[Dataset records]
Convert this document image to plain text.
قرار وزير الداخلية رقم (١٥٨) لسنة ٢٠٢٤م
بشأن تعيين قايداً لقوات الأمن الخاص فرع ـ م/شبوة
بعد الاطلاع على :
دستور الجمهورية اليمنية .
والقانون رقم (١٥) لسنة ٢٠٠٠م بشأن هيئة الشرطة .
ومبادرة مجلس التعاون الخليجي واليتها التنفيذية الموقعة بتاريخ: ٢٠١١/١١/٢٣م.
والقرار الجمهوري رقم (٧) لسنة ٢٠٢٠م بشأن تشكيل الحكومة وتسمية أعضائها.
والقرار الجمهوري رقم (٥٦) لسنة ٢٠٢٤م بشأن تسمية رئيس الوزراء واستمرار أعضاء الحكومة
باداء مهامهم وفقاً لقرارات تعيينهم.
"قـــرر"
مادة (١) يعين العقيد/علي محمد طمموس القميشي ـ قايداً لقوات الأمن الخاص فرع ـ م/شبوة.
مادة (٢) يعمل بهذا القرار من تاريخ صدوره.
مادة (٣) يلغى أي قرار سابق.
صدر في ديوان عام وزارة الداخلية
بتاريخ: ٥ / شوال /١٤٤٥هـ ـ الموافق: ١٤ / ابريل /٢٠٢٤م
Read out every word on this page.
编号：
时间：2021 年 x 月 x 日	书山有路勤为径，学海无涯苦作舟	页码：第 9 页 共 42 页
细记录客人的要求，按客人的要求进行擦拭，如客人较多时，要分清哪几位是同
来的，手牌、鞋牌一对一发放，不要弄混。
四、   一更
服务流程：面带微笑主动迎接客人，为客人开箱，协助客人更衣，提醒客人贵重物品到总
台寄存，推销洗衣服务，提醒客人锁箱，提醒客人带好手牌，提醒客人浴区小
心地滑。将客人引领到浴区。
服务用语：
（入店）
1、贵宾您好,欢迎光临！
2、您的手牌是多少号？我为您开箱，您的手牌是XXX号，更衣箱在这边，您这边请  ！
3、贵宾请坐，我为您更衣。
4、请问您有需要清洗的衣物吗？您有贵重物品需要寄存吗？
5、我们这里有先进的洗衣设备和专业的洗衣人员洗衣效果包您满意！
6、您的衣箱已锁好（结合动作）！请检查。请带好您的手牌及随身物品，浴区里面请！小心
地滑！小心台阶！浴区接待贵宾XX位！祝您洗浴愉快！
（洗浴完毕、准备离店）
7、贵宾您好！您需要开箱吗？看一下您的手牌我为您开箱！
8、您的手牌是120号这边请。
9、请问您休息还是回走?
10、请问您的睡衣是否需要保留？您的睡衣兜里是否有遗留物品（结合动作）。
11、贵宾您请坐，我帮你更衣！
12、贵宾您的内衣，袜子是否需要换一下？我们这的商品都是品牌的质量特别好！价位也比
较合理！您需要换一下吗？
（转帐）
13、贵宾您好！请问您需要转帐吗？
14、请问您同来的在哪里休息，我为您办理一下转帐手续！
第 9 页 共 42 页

### [PROBLEM TO SOLVE]
Everything from the line containing "Read out every word on this page." to the end of the data above should be quoted exactly, please, both ends included, and nothing outside that span.

### [RESULT OF THIS TASK]
Read out every word on this page.
编号：
时间：2021 年 x 月 x 日	书山有路勤为径，学海无涯苦作舟	页码：第 9 页 共 42 页
细记录客人的要求，按客人的要求进行擦拭，如客人较多时，要分清哪几位是同
来的，手牌、鞋牌一对一发放，不要弄混。
四、   一更
服务流程：面带微笑主动迎接客人，为客人开箱，协助客人更衣，提醒客人贵重物品到总
台寄存，推销洗衣服务，提醒客人锁箱，提醒客人带好手牌，提醒客人浴区小
心地滑。将客人引领到浴区。
服务用语：
（入店）
1、贵宾您好,欢迎光临！
2、您的手牌是多少号？我为您开箱，您的手牌是XXX号，更衣箱在这边，您这边请  ！
3、贵宾请坐，我为您更衣。
4、请问您有需要清洗的衣物吗？您有贵重物品需要寄存吗？
5、我们这里有先进的洗衣设备和专业的洗衣人员洗衣效果包您满意！
6、您的衣箱已锁好（结合动作）！请检查。请带好您的手牌及随身物品，浴区里面请！小心
地滑！小心台阶！浴区接待贵宾XX位！祝您洗浴愉快！
（洗浴完毕、准备离店）
7、贵宾您好！您需要开箱吗？看一下您的手牌我为您开箱！
8、您的手牌是120号这边请。
9、请问您休息还是回走?
10、请问您的睡衣是否需要保留？您的睡衣兜里是否有遗留物品（结合动作）。
11、贵宾您请坐，我帮你更衣！
12、贵宾您的内衣，袜子是否需要换一下？我们这的商品都是品牌的质量特别好！价位也比
较合理！您需要换一下吗？
（转帐）
13、贵宾您好！请问您需要转帐吗？
14、请问您同来的在哪里休息，我为您办理一下转帐手续！
第 9 页 共 42 页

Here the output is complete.